— Begin EXERCISE INPUT —

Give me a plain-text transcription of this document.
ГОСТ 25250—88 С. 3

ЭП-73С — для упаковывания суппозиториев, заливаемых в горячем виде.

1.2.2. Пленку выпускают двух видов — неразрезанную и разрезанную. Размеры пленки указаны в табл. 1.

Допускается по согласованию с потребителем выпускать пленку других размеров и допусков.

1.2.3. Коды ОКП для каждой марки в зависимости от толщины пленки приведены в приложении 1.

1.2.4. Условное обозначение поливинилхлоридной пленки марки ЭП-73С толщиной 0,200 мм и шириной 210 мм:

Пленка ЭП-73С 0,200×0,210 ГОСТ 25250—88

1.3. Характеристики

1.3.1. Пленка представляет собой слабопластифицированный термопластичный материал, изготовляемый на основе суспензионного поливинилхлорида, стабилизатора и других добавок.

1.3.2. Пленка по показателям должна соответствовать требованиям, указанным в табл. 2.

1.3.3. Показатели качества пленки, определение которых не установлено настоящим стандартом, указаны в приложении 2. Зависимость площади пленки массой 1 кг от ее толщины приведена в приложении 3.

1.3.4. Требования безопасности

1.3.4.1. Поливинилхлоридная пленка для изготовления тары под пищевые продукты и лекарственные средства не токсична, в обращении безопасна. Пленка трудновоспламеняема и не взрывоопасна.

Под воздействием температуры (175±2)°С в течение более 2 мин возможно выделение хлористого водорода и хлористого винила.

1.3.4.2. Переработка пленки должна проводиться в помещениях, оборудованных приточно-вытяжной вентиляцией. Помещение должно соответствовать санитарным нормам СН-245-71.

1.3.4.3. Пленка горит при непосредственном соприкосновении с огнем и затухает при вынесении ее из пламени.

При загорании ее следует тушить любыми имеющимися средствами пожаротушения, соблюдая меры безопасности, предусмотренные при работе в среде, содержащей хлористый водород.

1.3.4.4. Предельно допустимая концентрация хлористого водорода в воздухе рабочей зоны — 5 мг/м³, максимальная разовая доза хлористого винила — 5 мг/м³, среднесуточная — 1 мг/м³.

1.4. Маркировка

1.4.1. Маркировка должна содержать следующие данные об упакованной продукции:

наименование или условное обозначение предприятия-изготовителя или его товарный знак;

— End EXERCISE INPUT —

**SHORT EXERCISE:**
Would you restate each of the entries word for word?

**ANSWER FOR THE TASK:**
Give me a plain-text transcription of this document.
ГОСТ 25250—88 С. 3

ЭП-73С — для упаковывания суппозиториев, заливаемых в горячем виде.

1.2.2. Пленку выпускают двух видов — неразрезанную и разрезанную. Размеры пленки указаны в табл. 1.

Допускается по согласованию с потребителем выпускать пленку других размеров и допусков.

1.2.3. Коды ОКП для каждой марки в зависимости от толщины пленки приведены в приложении 1.

1.2.4. Условное обозначение поливинилхлоридной пленки марки ЭП-73С толщиной 0,200 мм и шириной 210 мм:

Пленка ЭП-73С 0,200×0,210 ГОСТ 25250—88

1.3. Характеристики

1.3.1. Пленка представляет собой слабопластифицированный термопластичный материал, изготовляемый на основе суспензионного поливинилхлорида, стабилизатора и других добавок.

1.3.2. Пленка по показателям должна соответствовать требованиям, указанным в табл. 2.

1.3.3. Показатели качества пленки, определение которых не установлено настоящим стандартом, указаны в приложении 2. Зависимость площади пленки массой 1 кг от ее толщины приведена в приложении 3.

1.3.4. Требования безопасности

1.3.4.1. Поливинилхлоридная пленка для изготовления тары под пищевые продукты и лекарственные средства не токсична, в обращении безопасна. Пленка трудновоспламеняема и не взрывоопасна.

Под воздействием температуры (175±2)°С в течение более 2 мин возможно выделение хлористого водорода и хлористого винила.

1.3.4.2. Переработка пленки должна проводиться в помещениях, оборудованных приточно-вытяжной вентиляцией. Помещение должно соответствовать санитарным нормам СН-245-71.

1.3.4.3. Пленка горит при непосредственном соприкосновении с огнем и затухает при вынесении ее из пламени.

При загорании ее следует тушить любыми имеющимися средствами пожаротушения, соблюдая меры безопасности, предусмотренные при работе в среде, содержащей хлористый водород.

1.3.4.4. Предельно допустимая концентрация хлористого водорода в воздухе рабочей зоны — 5 мг/м³, максимальная разовая доза хлористого винила — 5 мг/м³, среднесуточная — 1 мг/м³.

1.4. Маркировка

1.4.1. Маркировка должна содержать следующие данные об упакованной продукции:

наименование или условное обозначение предприятия-изготовителя или его товарный знак;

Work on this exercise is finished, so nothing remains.